▸ Record extracts

§

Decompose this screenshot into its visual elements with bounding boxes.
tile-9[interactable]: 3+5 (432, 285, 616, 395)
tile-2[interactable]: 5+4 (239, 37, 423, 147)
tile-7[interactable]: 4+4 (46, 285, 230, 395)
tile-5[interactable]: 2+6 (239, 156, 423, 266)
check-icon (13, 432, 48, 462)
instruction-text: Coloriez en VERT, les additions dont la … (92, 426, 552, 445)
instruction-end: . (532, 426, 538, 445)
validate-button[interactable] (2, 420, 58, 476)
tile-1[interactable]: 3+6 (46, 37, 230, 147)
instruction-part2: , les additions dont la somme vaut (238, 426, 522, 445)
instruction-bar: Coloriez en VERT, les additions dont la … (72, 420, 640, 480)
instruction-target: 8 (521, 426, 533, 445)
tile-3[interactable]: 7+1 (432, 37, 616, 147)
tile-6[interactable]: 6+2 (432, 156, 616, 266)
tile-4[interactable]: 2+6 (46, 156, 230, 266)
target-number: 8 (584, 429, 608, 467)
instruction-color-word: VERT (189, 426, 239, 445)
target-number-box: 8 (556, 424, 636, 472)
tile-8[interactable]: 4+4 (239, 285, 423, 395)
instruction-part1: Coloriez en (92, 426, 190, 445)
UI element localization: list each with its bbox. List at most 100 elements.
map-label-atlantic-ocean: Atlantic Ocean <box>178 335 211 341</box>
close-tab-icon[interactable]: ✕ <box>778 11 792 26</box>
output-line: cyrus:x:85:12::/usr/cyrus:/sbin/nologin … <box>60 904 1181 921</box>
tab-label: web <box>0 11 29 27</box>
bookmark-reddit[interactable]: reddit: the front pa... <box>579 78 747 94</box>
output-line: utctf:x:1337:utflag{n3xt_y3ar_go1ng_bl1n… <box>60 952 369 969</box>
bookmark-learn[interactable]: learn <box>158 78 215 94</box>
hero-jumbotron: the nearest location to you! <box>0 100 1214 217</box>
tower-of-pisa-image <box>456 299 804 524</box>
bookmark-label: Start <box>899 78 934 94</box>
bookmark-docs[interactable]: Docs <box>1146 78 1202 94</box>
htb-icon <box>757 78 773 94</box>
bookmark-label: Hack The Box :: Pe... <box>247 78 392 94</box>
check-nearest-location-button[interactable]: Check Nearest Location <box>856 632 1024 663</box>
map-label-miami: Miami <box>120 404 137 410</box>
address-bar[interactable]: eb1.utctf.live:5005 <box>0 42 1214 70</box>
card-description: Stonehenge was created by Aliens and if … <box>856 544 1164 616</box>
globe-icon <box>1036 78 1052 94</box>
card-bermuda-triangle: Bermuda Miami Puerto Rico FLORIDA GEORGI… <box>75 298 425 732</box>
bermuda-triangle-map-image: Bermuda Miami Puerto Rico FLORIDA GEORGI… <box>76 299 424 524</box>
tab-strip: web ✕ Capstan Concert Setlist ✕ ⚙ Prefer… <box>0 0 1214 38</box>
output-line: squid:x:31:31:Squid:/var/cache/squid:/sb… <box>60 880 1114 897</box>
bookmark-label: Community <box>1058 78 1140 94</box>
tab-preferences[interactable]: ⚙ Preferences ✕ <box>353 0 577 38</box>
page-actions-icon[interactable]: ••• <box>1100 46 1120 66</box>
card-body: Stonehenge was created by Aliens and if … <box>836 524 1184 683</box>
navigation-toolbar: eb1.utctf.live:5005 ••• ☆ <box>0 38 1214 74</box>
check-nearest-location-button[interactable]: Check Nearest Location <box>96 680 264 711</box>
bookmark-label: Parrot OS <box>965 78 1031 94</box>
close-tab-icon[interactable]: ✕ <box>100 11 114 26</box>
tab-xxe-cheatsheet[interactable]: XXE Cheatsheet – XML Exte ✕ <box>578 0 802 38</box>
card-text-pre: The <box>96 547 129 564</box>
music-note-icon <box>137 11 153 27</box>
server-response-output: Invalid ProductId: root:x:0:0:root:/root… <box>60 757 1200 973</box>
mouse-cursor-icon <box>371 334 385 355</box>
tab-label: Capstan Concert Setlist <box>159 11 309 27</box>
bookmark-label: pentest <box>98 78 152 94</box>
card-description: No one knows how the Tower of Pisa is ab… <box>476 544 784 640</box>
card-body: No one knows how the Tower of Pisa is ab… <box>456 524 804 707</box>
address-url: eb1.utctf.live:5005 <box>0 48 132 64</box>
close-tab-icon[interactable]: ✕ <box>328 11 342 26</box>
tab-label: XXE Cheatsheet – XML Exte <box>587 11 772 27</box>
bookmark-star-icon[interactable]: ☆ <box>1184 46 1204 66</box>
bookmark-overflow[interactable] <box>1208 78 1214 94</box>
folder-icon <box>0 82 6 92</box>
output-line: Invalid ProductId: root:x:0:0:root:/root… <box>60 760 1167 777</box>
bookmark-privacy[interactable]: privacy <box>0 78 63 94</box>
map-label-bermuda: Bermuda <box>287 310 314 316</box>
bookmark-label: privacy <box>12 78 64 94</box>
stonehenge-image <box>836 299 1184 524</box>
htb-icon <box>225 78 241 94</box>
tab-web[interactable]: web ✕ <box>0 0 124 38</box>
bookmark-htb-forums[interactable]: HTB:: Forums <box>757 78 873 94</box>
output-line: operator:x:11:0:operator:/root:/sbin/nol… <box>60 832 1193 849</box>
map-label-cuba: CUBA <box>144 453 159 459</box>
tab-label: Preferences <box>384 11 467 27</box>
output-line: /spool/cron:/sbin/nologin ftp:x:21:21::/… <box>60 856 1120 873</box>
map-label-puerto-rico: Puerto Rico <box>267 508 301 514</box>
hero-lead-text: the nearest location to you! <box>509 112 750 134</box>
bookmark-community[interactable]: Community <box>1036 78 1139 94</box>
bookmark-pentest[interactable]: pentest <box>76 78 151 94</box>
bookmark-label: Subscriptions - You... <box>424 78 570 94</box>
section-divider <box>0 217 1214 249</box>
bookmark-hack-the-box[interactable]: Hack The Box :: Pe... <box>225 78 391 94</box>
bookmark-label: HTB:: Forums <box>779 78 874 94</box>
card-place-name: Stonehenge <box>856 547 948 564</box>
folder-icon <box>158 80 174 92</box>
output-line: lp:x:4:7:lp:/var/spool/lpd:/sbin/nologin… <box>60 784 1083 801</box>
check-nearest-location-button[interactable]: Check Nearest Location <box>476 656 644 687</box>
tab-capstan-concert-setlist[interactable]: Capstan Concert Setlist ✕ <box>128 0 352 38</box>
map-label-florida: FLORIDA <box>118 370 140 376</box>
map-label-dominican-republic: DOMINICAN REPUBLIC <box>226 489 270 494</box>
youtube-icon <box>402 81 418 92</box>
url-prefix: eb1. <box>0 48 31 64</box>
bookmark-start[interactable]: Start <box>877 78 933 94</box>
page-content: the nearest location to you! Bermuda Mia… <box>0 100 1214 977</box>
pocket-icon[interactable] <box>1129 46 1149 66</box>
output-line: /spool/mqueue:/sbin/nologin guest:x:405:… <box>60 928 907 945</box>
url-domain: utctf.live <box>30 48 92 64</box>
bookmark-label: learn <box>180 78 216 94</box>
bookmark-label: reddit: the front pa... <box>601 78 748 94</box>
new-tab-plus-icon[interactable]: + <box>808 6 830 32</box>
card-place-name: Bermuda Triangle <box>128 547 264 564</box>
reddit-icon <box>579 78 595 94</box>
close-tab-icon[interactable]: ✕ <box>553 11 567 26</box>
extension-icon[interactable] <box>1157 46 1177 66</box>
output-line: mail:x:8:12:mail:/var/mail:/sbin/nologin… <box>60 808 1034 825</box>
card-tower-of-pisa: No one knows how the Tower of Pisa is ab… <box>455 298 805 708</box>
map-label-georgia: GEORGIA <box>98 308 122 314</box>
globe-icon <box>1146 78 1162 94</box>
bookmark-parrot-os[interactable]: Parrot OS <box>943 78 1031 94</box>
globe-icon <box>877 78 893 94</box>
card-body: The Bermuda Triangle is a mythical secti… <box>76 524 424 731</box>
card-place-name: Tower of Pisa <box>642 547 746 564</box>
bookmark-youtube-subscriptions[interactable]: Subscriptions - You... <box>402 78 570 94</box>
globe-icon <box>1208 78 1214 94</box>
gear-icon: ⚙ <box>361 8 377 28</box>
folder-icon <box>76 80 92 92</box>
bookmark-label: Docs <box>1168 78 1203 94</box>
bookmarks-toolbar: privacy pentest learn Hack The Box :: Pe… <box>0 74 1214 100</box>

§

▸ Given problem
Starting at the beginning of the data and going through the line with "address-bar[interactable]: eb1.utctf.live:5005 <box>0", write those lines out again, switching "bookmark-label" to "bookmark-title" and leaving everything else unchanged.

▸ Written solution
Decompose this screenshot into its visual elements with bounding boxes.
tile-9[interactable]: 3+5 (432, 285, 616, 395)
tile-2[interactable]: 5+4 (239, 37, 423, 147)
tile-7[interactable]: 4+4 (46, 285, 230, 395)
tile-5[interactable]: 2+6 (239, 156, 423, 266)
check-icon (13, 432, 48, 462)
instruction-text: Coloriez en VERT, les additions dont la … (92, 426, 552, 445)
instruction-end: . (532, 426, 538, 445)
validate-button[interactable] (2, 420, 58, 476)
tile-1[interactable]: 3+6 (46, 37, 230, 147)
instruction-part2: , les additions dont la somme vaut (238, 426, 522, 445)
instruction-bar: Coloriez en VERT, les additions dont la … (72, 420, 640, 480)
instruction-target: 8 (521, 426, 533, 445)
tile-3[interactable]: 7+1 (432, 37, 616, 147)
tile-6[interactable]: 6+2 (432, 156, 616, 266)
tile-4[interactable]: 2+6 (46, 156, 230, 266)
target-number: 8 (584, 429, 608, 467)
instruction-color-word: VERT (189, 426, 239, 445)
target-number-box: 8 (556, 424, 636, 472)
tile-8[interactable]: 4+4 (239, 285, 423, 395)
instruction-part1: Coloriez en (92, 426, 190, 445)
UI element localization: list each with its bbox. List at most 100 elements.
map-label-atlantic-ocean: Atlantic Ocean <box>178 335 211 341</box>
close-tab-icon[interactable]: ✕ <box>778 11 792 26</box>
output-line: cyrus:x:85:12::/usr/cyrus:/sbin/nologin … <box>60 904 1181 921</box>
tab-label: web <box>0 11 29 27</box>
bookmark-reddit[interactable]: reddit: the front pa... <box>579 78 747 94</box>
output-line: utctf:x:1337:utflag{n3xt_y3ar_go1ng_bl1n… <box>60 952 369 969</box>
bookmark-learn[interactable]: learn <box>158 78 215 94</box>
hero-jumbotron: the nearest location to you! <box>0 100 1214 217</box>
tower-of-pisa-image <box>456 299 804 524</box>
bookmark-title: Start <box>899 78 934 94</box>
bookmark-docs[interactable]: Docs <box>1146 78 1202 94</box>
htb-icon <box>757 78 773 94</box>
bookmark-title: Hack The Box :: Pe... <box>247 78 392 94</box>
check-nearest-location-button[interactable]: Check Nearest Location <box>856 632 1024 663</box>
map-label-miami: Miami <box>120 404 137 410</box>
address-bar[interactable]: eb1.utctf.live:5005 <box>0 42 1214 70</box>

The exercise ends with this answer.